DIRECTION: For every line in the records that has the word "Nauk", make a copy.

DATASET ROWS:
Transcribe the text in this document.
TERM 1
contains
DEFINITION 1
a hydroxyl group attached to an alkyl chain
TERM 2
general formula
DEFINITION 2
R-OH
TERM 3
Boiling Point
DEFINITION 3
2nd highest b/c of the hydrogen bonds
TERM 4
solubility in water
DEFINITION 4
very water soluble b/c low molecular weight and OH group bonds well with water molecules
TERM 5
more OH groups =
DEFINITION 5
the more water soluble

---

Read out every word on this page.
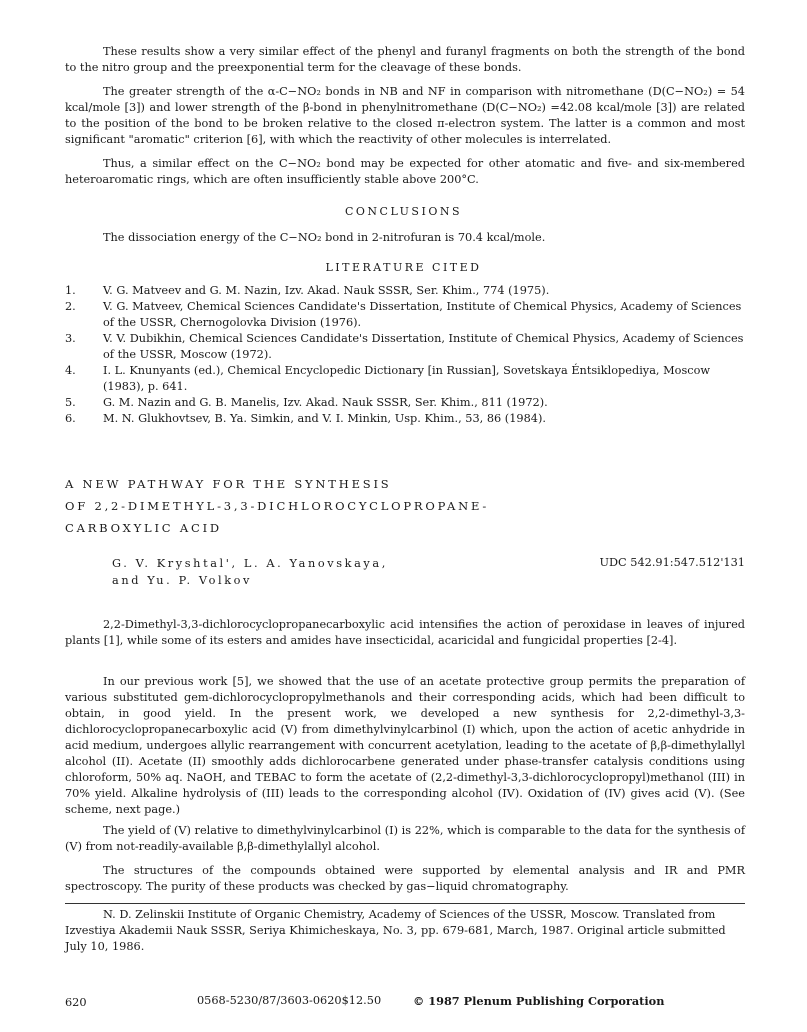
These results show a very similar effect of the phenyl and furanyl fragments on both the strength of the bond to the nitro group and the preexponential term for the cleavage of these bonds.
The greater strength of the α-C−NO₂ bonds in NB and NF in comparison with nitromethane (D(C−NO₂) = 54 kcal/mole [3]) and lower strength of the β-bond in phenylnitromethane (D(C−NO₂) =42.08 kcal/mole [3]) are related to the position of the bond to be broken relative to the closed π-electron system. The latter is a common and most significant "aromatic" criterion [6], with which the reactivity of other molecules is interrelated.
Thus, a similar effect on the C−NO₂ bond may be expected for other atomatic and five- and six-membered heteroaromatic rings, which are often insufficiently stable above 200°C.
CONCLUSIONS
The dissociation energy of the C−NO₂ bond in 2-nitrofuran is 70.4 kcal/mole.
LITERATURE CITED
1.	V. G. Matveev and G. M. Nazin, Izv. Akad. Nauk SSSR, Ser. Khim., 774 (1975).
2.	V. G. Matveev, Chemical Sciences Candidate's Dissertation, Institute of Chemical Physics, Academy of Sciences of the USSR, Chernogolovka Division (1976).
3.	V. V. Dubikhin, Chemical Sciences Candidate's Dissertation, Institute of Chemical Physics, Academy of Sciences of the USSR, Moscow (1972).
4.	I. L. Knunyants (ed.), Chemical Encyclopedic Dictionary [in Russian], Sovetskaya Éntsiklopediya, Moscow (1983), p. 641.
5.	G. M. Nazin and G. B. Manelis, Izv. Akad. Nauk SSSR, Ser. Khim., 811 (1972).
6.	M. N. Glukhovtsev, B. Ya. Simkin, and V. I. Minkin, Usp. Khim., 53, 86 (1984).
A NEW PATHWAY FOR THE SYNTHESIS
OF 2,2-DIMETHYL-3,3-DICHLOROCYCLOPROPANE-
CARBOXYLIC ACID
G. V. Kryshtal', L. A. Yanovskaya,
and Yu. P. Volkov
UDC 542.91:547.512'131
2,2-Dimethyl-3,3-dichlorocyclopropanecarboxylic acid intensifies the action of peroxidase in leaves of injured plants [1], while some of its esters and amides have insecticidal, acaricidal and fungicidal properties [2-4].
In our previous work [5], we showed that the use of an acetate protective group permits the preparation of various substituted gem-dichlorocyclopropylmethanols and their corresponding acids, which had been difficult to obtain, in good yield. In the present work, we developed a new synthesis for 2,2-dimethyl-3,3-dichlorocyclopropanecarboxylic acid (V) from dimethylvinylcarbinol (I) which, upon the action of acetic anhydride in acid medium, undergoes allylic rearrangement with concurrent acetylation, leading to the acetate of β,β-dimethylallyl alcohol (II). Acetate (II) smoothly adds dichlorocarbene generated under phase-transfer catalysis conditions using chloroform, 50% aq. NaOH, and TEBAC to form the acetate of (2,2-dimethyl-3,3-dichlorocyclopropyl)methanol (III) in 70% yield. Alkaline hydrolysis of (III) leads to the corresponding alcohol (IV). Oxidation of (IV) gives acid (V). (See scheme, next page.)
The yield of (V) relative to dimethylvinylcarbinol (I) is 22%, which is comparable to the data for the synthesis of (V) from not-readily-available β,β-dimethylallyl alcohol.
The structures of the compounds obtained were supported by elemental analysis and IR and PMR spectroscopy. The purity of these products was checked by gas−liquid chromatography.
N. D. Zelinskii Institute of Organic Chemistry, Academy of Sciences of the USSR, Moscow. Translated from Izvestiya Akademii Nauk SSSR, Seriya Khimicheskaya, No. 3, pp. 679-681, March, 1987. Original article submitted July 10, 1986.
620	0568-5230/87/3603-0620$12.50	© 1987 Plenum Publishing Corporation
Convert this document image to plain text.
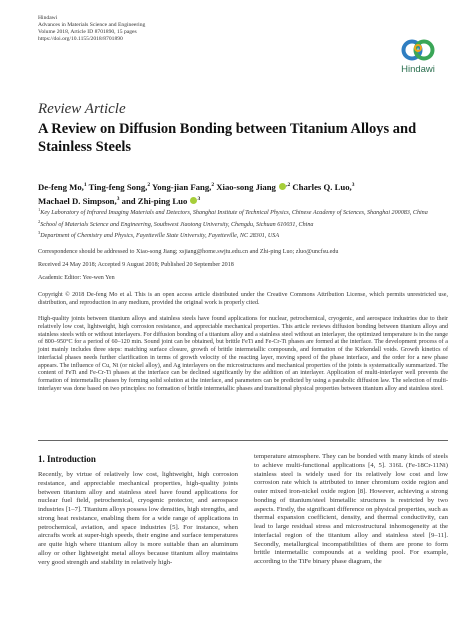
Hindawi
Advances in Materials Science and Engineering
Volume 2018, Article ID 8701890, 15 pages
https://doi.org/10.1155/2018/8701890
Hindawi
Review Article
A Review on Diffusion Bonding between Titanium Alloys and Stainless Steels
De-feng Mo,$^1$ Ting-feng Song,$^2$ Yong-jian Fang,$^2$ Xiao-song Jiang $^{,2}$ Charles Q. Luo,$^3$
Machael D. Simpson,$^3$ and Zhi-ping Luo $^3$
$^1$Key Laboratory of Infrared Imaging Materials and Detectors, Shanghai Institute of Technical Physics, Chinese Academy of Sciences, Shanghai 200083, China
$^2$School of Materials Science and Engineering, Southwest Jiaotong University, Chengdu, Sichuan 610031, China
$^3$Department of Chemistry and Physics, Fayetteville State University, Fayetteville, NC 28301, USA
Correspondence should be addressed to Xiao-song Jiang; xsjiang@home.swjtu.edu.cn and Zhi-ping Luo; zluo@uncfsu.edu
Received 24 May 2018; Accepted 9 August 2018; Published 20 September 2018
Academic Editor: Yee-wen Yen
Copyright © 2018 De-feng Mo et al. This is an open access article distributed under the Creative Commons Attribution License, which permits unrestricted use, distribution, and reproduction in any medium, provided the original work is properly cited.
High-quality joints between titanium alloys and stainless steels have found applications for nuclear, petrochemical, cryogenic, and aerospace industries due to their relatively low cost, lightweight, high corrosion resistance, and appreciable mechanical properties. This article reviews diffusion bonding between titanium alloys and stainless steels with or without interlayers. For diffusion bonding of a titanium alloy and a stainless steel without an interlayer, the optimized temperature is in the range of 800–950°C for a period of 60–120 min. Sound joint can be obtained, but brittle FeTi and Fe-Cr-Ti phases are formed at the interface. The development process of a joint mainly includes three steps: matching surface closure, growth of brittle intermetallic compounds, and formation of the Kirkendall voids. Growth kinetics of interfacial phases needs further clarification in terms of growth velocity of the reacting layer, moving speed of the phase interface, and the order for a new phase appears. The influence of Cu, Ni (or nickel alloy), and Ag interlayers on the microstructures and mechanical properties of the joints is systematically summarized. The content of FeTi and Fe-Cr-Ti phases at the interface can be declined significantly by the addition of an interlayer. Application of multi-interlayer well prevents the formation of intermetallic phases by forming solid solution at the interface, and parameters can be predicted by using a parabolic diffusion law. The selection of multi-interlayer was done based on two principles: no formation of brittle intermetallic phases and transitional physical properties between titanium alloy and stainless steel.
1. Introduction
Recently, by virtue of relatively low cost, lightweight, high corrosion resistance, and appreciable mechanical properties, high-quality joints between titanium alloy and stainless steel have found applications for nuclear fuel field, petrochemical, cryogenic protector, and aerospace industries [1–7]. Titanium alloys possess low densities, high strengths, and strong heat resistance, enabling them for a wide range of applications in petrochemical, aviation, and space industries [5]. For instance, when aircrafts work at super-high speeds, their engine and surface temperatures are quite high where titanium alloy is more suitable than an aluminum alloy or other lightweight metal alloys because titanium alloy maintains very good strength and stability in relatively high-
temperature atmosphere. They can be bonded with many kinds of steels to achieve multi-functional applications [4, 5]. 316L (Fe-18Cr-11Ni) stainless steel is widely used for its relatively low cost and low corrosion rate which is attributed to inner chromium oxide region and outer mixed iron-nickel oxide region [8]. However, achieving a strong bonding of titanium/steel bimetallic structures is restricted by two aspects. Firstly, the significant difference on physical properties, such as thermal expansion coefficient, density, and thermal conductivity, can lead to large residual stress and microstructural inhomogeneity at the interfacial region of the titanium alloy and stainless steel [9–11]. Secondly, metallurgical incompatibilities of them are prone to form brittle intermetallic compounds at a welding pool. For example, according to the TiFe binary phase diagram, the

---

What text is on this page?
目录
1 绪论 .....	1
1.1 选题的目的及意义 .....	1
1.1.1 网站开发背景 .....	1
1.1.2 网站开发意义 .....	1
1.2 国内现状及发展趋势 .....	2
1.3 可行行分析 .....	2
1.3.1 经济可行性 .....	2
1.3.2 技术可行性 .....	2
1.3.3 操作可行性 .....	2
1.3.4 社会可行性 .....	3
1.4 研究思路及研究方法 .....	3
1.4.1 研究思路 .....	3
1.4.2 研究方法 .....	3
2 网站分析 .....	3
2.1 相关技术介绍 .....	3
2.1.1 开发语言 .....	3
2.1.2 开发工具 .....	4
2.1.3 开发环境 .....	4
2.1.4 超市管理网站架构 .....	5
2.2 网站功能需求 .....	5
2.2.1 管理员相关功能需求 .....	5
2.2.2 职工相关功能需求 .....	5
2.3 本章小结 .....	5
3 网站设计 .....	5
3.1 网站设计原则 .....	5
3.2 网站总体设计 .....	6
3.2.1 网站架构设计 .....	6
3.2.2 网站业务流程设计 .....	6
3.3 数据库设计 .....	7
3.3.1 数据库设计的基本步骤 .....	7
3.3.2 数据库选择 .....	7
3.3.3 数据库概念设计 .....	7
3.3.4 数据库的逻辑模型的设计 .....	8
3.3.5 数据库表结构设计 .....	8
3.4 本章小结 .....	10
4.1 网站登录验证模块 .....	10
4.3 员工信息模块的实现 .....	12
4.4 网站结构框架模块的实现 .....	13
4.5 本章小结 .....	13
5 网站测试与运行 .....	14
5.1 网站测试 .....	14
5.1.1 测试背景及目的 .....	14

FINAL RESULT:
1.	V. G. Matveev and G. M. Nazin, Izv. Akad. Nauk SSSR, Ser. Khim., 774 (1975).
5.	G. M. Nazin and G. B. Manelis, Izv. Akad. Nauk SSSR, Ser. Khim., 811 (1972).
N. D. Zelinskii Institute of Organic Chemistry, Academy of Sciences of the USSR, Moscow. Translated from Izvestiya Akademii Nauk SSSR, Seriya Khimicheskaya, No. 3, pp. 679-681, March, 1987. Original article submitted July 10, 1986.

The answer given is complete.